(Stored records)
┌──

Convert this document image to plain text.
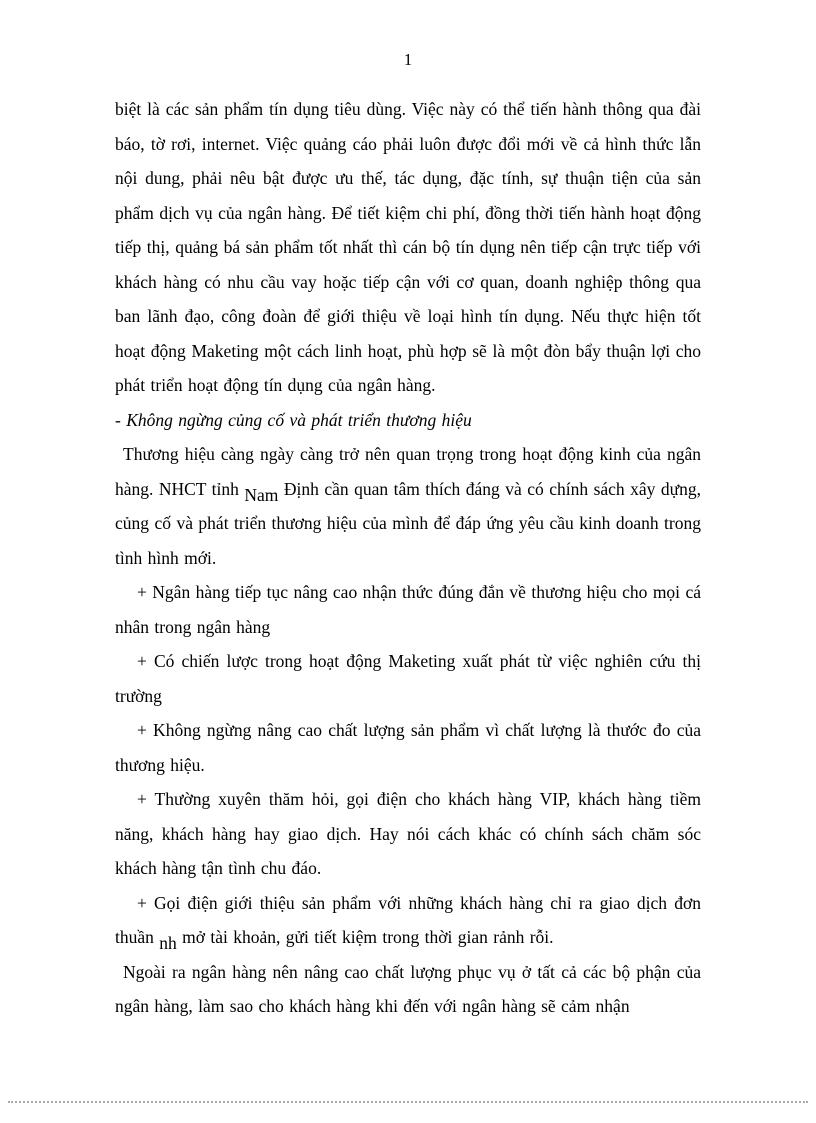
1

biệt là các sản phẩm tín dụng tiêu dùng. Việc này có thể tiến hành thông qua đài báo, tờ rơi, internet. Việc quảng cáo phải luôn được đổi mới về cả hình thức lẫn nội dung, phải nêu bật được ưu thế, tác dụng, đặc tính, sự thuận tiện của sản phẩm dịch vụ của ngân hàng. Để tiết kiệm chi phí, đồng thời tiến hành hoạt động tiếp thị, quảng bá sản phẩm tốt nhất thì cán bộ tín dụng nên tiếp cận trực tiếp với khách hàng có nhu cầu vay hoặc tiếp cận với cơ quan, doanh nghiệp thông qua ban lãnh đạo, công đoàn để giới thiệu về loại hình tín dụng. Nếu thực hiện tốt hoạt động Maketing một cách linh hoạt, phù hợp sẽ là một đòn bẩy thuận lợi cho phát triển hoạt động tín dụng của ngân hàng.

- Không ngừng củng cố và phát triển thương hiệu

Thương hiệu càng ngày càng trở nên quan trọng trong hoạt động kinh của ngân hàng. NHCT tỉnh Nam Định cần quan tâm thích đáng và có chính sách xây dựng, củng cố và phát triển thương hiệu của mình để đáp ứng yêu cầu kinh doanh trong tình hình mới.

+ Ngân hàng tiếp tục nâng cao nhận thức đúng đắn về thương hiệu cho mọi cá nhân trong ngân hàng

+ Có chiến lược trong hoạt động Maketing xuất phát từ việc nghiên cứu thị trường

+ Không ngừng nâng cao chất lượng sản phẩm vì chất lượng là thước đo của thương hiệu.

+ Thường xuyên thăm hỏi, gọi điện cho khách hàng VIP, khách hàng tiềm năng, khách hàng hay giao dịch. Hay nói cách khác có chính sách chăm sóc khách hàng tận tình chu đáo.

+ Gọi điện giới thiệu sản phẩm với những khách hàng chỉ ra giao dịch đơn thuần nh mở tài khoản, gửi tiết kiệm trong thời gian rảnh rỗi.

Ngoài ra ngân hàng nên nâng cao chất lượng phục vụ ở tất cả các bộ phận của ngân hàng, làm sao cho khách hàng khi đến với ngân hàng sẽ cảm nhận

└──
┌──

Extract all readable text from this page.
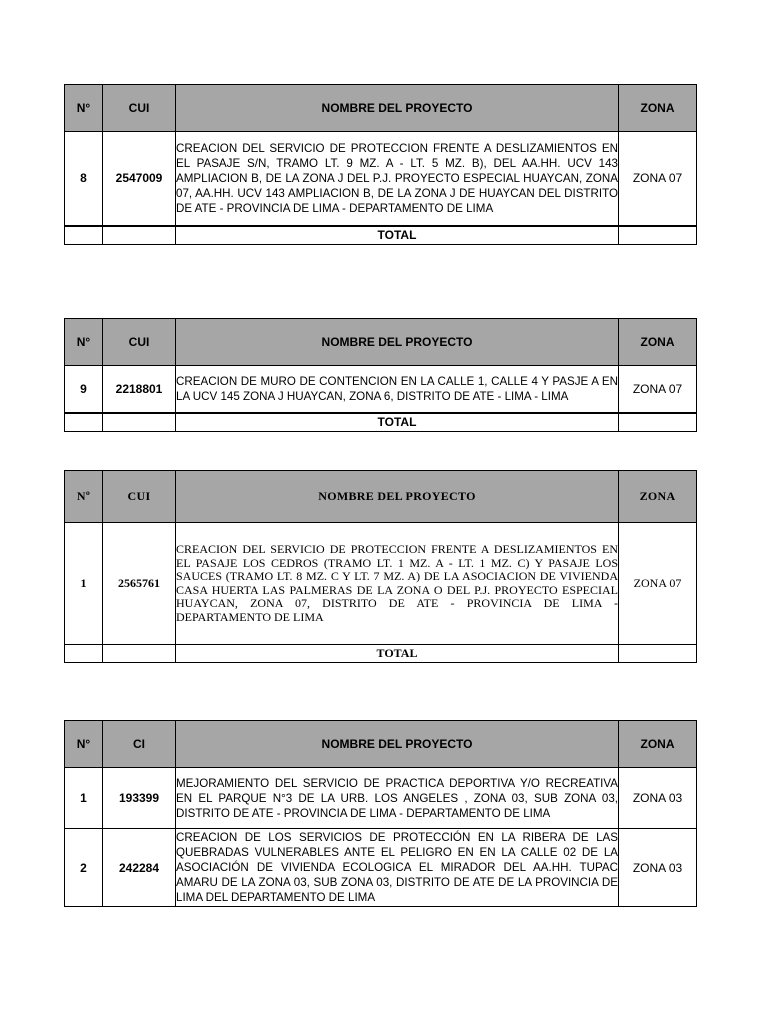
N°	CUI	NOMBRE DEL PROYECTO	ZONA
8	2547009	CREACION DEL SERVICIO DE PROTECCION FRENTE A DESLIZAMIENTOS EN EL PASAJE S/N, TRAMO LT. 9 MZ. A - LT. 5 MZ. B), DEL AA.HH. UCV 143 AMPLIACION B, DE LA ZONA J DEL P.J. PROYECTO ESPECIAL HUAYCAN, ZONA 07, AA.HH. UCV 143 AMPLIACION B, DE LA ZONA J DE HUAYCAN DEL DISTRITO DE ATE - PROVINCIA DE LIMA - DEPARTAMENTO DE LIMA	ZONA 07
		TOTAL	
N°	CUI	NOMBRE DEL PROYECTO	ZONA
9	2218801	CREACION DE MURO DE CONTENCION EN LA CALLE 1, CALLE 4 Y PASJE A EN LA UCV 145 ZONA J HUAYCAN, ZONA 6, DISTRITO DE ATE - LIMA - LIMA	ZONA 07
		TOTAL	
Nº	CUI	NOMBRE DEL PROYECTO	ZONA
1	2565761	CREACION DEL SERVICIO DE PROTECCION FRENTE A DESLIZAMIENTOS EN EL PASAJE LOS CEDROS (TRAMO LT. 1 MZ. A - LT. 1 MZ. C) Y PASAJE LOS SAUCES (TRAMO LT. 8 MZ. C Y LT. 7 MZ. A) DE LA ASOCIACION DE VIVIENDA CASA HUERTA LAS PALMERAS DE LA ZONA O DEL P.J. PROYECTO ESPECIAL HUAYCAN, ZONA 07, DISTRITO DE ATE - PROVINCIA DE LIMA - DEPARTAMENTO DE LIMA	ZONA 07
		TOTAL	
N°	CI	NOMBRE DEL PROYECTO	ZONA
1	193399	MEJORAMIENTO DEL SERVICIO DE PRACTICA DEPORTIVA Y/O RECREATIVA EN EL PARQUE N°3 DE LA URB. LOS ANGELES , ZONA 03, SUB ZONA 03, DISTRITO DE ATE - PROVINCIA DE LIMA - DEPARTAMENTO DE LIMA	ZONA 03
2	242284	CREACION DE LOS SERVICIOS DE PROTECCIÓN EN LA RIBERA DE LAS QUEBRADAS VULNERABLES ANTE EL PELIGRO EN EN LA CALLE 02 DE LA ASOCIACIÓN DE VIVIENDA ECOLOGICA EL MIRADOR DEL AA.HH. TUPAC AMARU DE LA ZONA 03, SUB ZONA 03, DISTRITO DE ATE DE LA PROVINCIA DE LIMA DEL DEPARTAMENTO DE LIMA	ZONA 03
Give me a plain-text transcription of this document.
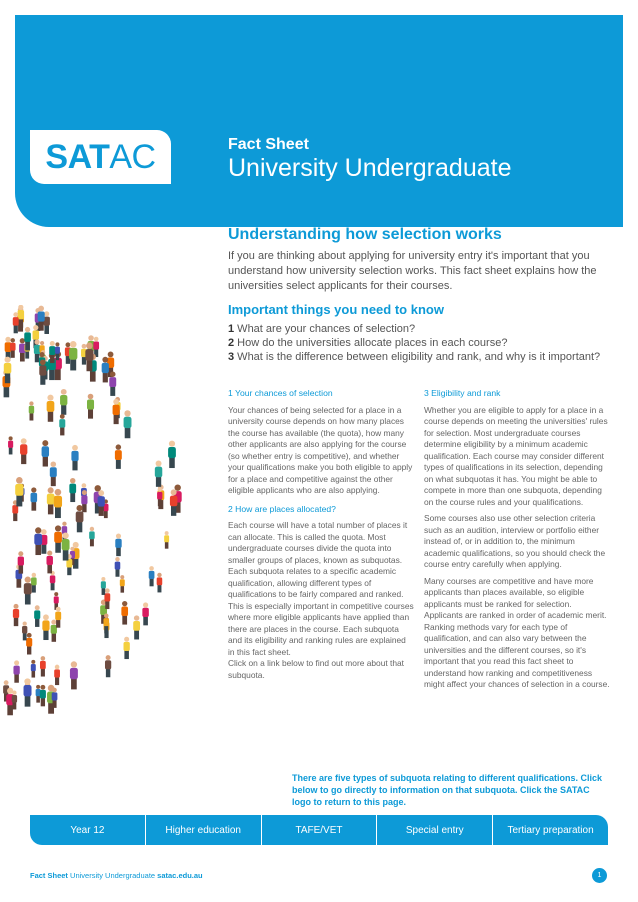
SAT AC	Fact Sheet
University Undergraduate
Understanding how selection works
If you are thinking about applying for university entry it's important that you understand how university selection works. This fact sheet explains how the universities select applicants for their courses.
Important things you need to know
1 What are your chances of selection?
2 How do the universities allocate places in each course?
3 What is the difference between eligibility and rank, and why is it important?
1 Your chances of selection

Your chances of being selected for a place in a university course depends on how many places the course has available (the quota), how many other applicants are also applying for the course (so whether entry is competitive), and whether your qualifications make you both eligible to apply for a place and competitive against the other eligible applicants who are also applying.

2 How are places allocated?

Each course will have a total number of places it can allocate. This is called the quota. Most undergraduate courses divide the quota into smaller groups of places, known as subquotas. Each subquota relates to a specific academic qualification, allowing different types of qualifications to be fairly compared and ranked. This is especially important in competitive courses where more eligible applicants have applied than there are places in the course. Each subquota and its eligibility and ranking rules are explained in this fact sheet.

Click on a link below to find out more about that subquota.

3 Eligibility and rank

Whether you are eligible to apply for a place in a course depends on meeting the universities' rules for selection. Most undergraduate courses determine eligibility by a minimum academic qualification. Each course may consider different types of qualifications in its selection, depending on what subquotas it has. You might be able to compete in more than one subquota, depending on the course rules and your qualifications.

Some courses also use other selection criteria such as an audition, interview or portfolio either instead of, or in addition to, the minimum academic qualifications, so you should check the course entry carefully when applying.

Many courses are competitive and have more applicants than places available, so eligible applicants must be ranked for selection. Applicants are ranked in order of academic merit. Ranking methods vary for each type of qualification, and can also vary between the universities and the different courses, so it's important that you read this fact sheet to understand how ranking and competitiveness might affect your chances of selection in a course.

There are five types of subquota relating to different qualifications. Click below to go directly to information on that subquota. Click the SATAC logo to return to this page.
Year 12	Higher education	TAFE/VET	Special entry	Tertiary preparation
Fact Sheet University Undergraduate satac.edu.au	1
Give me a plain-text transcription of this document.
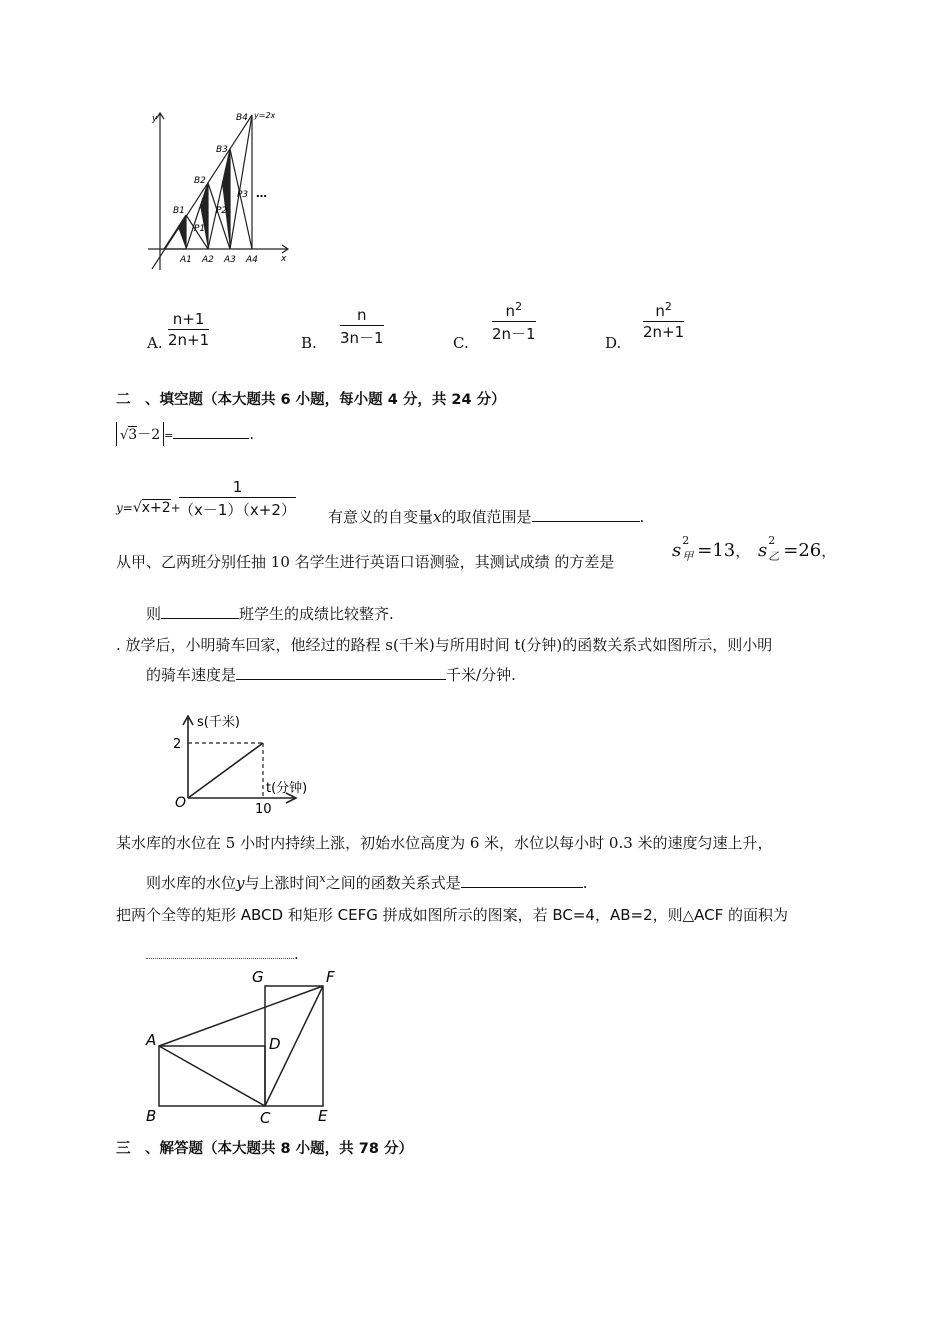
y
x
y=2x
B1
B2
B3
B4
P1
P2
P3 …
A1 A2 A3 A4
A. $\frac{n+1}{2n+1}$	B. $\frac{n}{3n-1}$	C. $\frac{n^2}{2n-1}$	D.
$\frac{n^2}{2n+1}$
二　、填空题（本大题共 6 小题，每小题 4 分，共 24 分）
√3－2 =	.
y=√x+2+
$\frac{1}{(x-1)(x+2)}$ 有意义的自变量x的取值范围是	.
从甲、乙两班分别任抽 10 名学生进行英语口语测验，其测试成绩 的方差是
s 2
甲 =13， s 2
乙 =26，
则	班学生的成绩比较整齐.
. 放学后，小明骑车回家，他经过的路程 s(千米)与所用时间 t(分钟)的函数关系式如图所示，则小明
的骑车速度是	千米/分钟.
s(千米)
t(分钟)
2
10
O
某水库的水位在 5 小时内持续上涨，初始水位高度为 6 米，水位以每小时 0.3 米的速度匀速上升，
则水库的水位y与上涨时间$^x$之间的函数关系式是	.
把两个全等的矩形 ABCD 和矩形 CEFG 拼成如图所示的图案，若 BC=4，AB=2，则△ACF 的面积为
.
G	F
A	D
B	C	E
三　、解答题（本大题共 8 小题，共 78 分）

└──
┌──

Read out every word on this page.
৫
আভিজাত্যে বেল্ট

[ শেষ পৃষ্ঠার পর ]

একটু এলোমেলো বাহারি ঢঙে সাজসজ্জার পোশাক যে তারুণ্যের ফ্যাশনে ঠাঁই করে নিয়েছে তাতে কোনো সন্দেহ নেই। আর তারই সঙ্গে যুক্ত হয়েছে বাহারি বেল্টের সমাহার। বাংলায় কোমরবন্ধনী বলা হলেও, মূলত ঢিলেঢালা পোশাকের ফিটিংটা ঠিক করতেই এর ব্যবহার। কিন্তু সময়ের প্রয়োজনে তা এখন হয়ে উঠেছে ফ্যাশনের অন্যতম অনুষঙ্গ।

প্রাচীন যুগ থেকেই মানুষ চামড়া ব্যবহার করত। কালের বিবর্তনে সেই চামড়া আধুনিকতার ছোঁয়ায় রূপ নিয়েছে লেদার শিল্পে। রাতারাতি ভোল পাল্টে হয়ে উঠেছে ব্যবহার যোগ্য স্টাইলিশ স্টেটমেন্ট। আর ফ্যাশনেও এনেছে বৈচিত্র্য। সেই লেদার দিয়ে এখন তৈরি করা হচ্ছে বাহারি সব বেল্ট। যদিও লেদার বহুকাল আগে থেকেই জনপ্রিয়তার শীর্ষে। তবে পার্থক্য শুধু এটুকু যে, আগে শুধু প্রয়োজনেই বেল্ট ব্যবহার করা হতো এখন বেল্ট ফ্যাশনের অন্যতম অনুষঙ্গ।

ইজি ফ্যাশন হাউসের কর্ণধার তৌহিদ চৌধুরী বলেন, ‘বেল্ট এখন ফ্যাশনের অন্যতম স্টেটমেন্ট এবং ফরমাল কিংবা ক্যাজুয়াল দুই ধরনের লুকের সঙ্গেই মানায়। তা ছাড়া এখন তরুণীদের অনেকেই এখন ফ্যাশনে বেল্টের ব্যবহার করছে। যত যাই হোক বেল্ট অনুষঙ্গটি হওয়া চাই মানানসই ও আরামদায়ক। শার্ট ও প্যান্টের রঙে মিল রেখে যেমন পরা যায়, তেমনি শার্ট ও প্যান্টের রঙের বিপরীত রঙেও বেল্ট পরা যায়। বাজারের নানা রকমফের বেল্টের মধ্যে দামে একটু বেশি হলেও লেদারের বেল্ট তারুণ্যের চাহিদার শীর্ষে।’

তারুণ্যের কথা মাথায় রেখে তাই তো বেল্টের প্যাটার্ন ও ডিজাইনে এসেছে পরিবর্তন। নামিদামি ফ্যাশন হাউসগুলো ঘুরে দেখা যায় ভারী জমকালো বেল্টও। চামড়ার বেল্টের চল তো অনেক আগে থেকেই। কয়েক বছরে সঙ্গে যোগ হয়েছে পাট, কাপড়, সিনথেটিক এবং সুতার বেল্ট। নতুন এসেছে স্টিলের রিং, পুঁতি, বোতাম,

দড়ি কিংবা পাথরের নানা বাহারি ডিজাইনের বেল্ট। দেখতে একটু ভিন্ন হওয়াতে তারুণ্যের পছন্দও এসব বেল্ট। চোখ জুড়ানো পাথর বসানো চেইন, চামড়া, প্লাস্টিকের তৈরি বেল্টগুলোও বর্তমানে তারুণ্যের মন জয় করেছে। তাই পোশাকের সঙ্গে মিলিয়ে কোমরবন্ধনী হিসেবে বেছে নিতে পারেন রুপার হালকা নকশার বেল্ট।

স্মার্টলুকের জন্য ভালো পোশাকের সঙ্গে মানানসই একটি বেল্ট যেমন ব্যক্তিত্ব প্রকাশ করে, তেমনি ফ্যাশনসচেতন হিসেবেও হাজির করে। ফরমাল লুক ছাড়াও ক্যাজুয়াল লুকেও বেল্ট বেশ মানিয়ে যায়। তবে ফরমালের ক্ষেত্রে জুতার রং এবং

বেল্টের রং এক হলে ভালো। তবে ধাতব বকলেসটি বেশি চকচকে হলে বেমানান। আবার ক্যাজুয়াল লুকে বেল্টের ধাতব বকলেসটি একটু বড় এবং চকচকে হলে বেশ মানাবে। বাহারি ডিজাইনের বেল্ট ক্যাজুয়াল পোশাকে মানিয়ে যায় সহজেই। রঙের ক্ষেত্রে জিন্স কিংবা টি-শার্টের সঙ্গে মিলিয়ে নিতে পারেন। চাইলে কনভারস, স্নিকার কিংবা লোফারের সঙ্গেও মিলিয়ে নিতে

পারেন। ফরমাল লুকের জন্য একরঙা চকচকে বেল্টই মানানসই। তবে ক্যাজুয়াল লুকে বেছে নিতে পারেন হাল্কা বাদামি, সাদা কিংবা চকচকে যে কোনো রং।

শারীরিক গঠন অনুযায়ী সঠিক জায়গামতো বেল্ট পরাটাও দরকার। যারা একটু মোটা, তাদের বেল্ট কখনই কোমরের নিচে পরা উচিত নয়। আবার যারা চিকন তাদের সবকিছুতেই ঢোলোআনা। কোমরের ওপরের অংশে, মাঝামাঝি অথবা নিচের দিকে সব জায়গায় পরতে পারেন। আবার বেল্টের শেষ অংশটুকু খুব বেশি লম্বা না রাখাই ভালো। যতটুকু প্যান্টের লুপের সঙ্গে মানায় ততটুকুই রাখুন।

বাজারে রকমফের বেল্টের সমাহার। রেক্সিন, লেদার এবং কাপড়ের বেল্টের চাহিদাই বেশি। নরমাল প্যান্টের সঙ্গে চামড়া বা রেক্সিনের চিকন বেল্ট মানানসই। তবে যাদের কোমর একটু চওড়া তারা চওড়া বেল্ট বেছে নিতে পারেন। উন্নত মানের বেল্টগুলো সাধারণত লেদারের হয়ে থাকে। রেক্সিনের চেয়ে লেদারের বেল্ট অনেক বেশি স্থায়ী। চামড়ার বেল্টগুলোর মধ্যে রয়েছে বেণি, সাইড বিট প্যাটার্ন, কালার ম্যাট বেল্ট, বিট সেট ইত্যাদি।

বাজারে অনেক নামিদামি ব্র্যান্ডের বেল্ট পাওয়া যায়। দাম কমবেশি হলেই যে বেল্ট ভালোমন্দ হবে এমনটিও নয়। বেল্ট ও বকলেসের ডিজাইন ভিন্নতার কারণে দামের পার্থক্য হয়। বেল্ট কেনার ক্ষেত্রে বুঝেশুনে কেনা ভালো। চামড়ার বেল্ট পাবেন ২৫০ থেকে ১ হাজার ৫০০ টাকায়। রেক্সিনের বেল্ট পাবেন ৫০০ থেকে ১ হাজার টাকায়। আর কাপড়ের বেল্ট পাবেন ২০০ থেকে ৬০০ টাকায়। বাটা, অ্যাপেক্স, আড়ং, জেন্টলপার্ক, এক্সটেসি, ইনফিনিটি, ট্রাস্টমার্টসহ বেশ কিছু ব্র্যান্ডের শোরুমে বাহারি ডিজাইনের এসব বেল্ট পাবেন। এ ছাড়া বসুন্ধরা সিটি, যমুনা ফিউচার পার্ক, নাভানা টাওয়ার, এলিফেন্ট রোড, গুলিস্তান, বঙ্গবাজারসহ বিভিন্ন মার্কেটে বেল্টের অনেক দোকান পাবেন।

└──

Work to be completed: In the records above, find the lines containing "chất" and copy them.

Task response:
+ Không ngừng nâng cao chất lượng sản phẩm vì chất lượng là thước đo của thương hiệu.
Ngoài ra ngân hàng nên nâng cao chất lượng phục vụ ở tất cả các bộ phận của ngân hàng, làm sao cho khách hàng khi đến với ngân hàng sẽ cảm nhận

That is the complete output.